▶ **Task objective**:
Set down every record once more, exactly as given.

▶ **Provided records**:
☆ ☆ ☆ ☆ ☆ ☆ ☆

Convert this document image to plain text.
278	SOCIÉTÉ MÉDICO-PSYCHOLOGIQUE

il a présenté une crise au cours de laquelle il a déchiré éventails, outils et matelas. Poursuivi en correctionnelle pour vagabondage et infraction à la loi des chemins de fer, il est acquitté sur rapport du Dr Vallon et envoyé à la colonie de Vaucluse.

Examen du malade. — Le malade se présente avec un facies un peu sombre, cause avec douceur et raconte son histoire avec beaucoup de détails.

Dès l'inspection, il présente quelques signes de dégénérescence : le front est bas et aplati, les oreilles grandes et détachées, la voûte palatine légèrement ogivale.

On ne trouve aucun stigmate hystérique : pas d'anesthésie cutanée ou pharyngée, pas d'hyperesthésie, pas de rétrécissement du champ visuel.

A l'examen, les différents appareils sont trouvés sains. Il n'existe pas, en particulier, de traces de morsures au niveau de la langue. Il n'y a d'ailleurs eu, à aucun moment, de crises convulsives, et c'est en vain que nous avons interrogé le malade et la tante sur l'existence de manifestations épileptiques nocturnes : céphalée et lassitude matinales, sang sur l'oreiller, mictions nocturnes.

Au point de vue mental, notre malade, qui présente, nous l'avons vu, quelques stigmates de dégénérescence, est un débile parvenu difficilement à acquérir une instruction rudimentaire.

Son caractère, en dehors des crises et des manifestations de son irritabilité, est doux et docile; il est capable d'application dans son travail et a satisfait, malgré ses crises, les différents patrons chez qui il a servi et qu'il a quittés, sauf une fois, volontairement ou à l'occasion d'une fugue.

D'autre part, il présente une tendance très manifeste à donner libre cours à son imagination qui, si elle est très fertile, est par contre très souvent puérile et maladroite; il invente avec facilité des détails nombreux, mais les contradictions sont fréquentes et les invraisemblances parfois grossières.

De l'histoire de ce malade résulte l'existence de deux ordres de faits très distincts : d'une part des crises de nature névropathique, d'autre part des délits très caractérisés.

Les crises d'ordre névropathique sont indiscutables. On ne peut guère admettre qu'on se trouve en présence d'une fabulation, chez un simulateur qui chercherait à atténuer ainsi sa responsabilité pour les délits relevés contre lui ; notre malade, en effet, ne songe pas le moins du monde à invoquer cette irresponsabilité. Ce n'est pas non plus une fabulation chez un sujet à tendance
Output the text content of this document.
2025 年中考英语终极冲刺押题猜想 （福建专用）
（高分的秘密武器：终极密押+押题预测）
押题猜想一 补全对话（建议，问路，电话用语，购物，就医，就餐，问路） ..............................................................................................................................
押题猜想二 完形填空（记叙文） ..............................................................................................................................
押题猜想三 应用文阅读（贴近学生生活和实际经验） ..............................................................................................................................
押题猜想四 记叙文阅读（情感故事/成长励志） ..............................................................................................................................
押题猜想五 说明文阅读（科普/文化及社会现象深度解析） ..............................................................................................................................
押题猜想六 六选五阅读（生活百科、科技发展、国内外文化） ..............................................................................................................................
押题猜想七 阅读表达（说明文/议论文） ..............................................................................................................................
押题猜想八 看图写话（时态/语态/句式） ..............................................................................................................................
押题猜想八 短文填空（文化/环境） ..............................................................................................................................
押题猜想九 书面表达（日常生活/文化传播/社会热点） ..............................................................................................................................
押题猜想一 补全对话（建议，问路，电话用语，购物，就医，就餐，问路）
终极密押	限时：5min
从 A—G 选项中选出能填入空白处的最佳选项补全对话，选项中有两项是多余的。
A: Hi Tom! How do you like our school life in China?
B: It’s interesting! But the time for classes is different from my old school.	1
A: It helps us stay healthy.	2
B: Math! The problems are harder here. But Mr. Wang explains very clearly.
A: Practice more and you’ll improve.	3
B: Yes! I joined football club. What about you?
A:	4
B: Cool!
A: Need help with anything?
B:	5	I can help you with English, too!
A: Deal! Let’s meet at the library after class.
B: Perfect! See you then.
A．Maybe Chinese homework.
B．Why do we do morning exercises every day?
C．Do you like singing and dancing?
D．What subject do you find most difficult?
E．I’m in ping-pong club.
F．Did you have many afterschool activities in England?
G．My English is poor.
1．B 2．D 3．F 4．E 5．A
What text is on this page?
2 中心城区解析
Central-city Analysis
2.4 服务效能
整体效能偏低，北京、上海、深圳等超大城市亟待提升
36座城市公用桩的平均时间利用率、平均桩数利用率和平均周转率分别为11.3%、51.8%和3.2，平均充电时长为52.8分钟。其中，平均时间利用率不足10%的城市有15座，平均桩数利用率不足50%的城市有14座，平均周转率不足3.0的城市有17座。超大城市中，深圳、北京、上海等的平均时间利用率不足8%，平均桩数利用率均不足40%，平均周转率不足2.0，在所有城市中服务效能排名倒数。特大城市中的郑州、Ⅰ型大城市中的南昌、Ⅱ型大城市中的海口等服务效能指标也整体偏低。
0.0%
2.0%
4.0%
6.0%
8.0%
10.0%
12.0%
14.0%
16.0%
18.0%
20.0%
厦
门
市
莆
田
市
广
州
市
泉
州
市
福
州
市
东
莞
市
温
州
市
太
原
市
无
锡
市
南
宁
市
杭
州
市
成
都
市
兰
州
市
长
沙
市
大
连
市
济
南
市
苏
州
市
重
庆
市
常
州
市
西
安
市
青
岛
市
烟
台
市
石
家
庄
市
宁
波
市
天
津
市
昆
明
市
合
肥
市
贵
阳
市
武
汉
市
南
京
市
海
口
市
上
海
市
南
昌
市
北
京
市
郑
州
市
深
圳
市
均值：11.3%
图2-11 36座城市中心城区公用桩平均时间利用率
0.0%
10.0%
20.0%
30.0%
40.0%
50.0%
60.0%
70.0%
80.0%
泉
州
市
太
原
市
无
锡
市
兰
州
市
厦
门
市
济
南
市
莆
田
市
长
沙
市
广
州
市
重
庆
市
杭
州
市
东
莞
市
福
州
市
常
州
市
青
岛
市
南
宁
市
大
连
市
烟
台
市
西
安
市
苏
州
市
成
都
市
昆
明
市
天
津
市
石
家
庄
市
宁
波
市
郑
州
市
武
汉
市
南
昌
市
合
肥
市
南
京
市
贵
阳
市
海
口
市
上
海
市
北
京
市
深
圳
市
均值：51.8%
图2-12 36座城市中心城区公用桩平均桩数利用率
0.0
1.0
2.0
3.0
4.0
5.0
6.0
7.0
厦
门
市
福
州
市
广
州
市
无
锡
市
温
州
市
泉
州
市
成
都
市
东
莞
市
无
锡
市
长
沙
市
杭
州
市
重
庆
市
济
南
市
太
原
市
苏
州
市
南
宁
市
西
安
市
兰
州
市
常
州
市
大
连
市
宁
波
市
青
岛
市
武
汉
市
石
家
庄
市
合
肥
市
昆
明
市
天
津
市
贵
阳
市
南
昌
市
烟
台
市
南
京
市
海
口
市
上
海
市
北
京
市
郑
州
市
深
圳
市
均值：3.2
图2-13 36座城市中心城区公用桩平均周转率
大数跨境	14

☆ ☆ ☆ ☆ ☆ ☆ ☆

▶ **The response**:
Convert this document image to plain text.
278	SOCIÉTÉ MÉDICO-PSYCHOLOGIQUE

il a présenté une crise au cours de laquelle il a déchiré éventails, outils et matelas. Poursuivi en correctionnelle pour vagabondage et infraction à la loi des chemins de fer, il est acquitté sur rapport du Dr Vallon et envoyé à la colonie de Vaucluse.

Examen du malade. — Le malade se présente avec un facies un peu sombre, cause avec douceur et raconte son histoire avec beaucoup de détails.

Dès l'inspection, il présente quelques signes de dégénérescence : le front est bas et aplati, les oreilles grandes et détachées, la voûte palatine légèrement ogivale.

On ne trouve aucun stigmate hystérique : pas d'anesthésie cutanée ou pharyngée, pas d'hyperesthésie, pas de rétrécissement du champ visuel.

A l'examen, les différents appareils sont trouvés sains. Il n'existe pas, en particulier, de traces de morsures au niveau de la langue. Il n'y a d'ailleurs eu, à aucun moment, de crises convulsives, et c'est en vain que nous avons interrogé le malade et la tante sur l'existence de manifestations épileptiques nocturnes : céphalée et lassitude matinales, sang sur l'oreiller, mictions nocturnes.

Au point de vue mental, notre malade, qui présente, nous l'avons vu, quelques stigmates de dégénérescence, est un débile parvenu difficilement à acquérir une instruction rudimentaire.

Son caractère, en dehors des crises et des manifestations de son irritabilité, est doux et docile; il est capable d'application dans son travail et a satisfait, malgré ses crises, les différents patrons chez qui il a servi et qu'il a quittés, sauf une fois, volontairement ou à l'occasion d'une fugue.

D'autre part, il présente une tendance très manifeste à donner libre cours à son imagination qui, si elle est très fertile, est par contre très souvent puérile et maladroite; il invente avec facilité des détails nombreux, mais les contradictions sont fréquentes et les invraisemblances parfois grossières.

De l'histoire de ce malade résulte l'existence de deux ordres de faits très distincts : d'une part des crises de nature névropathique, d'autre part des délits très caractérisés.

Les crises d'ordre névropathique sont indiscutables. On ne peut guère admettre qu'on se trouve en présence d'une fabulation, chez un simulateur qui chercherait à atténuer ainsi sa responsabilité pour les délits relevés contre lui ; notre malade, en effet, ne songe pas le moins du monde à invoquer cette irresponsabilité. Ce n'est pas non plus une fabulation chez un sujet à tendance
Output the text content of this document.
2025 年中考英语终极冲刺押题猜想 （福建专用）
（高分的秘密武器：终极密押+押题预测）
押题猜想一 补全对话（建议，问路，电话用语，购物，就医，就餐，问路） ..............................................................................................................................
押题猜想二 完形填空（记叙文） ..............................................................................................................................
押题猜想三 应用文阅读（贴近学生生活和实际经验） ..............................................................................................................................
押题猜想四 记叙文阅读（情感故事/成长励志） ..............................................................................................................................
押题猜想五 说明文阅读（科普/文化及社会现象深度解析） ..............................................................................................................................
押题猜想六 六选五阅读（生活百科、科技发展、国内外文化） ..............................................................................................................................
押题猜想七 阅读表达（说明文/议论文） ..............................................................................................................................
押题猜想八 看图写话（时态/语态/句式） ..............................................................................................................................
押题猜想八 短文填空（文化/环境） ..............................................................................................................................
押题猜想九 书面表达（日常生活/文化传播/社会热点） ..............................................................................................................................
押题猜想一 补全对话（建议，问路，电话用语，购物，就医，就餐，问路）
终极密押	限时：5min
从 A—G 选项中选出能填入空白处的最佳选项补全对话，选项中有两项是多余的。
A: Hi Tom! How do you like our school life in China?
B: It’s interesting! But the time for classes is different from my old school.	1
A: It helps us stay healthy.	2
B: Math! The problems are harder here. But Mr. Wang explains very clearly.
A: Practice more and you’ll improve.	3
B: Yes! I joined football club. What about you?
A:	4
B: Cool!
A: Need help with anything?
B:	5	I can help you with English, too!
A: Deal! Let’s meet at the library after class.
B: Perfect! See you then.
A．Maybe Chinese homework.
B．Why do we do morning exercises every day?
C．Do you like singing and dancing?
D．What subject do you find most difficult?
E．I’m in ping-pong club.
F．Did you have many afterschool activities in England?
G．My English is poor.
1．B 2．D 3．F 4．E 5．A
What text is on this page?
2 中心城区解析
Central-city Analysis
2.4 服务效能
整体效能偏低，北京、上海、深圳等超大城市亟待提升
36座城市公用桩的平均时间利用率、平均桩数利用率和平均周转率分别为11.3%、51.8%和3.2，平均充电时长为52.8分钟。其中，平均时间利用率不足10%的城市有15座，平均桩数利用率不足50%的城市有14座，平均周转率不足3.0的城市有17座。超大城市中，深圳、北京、上海等的平均时间利用率不足8%，平均桩数利用率均不足40%，平均周转率不足2.0，在所有城市中服务效能排名倒数。特大城市中的郑州、Ⅰ型大城市中的南昌、Ⅱ型大城市中的海口等服务效能指标也整体偏低。
0.0%
2.0%
4.0%
6.0%
8.0%
10.0%
12.0%
14.0%
16.0%
18.0%
20.0%
厦
门
市
莆
田
市
广
州
市
泉
州
市
福
州
市
东
莞
市
温
州
市
太
原
市
无
锡
市
南
宁
市
杭
州
市
成
都
市
兰
州
市
长
沙
市
大
连
市
济
南
市
苏
州
市
重
庆
市
常
州
市
西
安
市
青
岛
市
烟
台
市
石
家
庄
市
宁
波
市
天
津
市
昆
明
市
合
肥
市
贵
阳
市
武
汉
市
南
京
市
海
口
市
上
海
市
南
昌
市
北
京
市
郑
州
市
深
圳
市
均值：11.3%
图2-11 36座城市中心城区公用桩平均时间利用率
0.0%
10.0%
20.0%
30.0%
40.0%
50.0%
60.0%
70.0%
80.0%
泉
州
市
太
原
市
无
锡
市
兰
州
市
厦
门
市
济
南
市
莆
田
市
长
沙
市
广
州
市
重
庆
市
杭
州
市
东
莞
市
福
州
市
常
州
市
青
岛
市
南
宁
市
大
连
市
烟
台
市
西
安
市
苏
州
市
成
都
市
昆
明
市
天
津
市
石
家
庄
市
宁
波
市
郑
州
市
武
汉
市
南
昌
市
合
肥
市
南
京
市
贵
阳
市
海
口
市
上
海
市
北
京
市
深
圳
市
均值：51.8%
图2-12 36座城市中心城区公用桩平均桩数利用率
0.0
1.0
2.0
3.0
4.0
5.0
6.0
7.0
厦
门
市
福
州
市
广
州
市
无
锡
市
温
州
市
泉
州
市
成
都
市
东
莞
市
无
锡
市
长
沙
市
杭
州
市
重
庆
市
济
南
市
太
原
市
苏
州
市
南
宁
市
西
安
市
兰
州
市
常
州
市
大
连
市
宁
波
市
青
岛
市
武
汉
市
石
家
庄
市
合
肥
市
昆
明
市
天
津
市
贵
阳
市
南
昌
市
烟
台
市
南
京
市
海
口
市
上
海
市
北
京
市
郑
州
市
深
圳
市
均值：3.2
图2-13 36座城市中心城区公用桩平均周转率
大数跨境	14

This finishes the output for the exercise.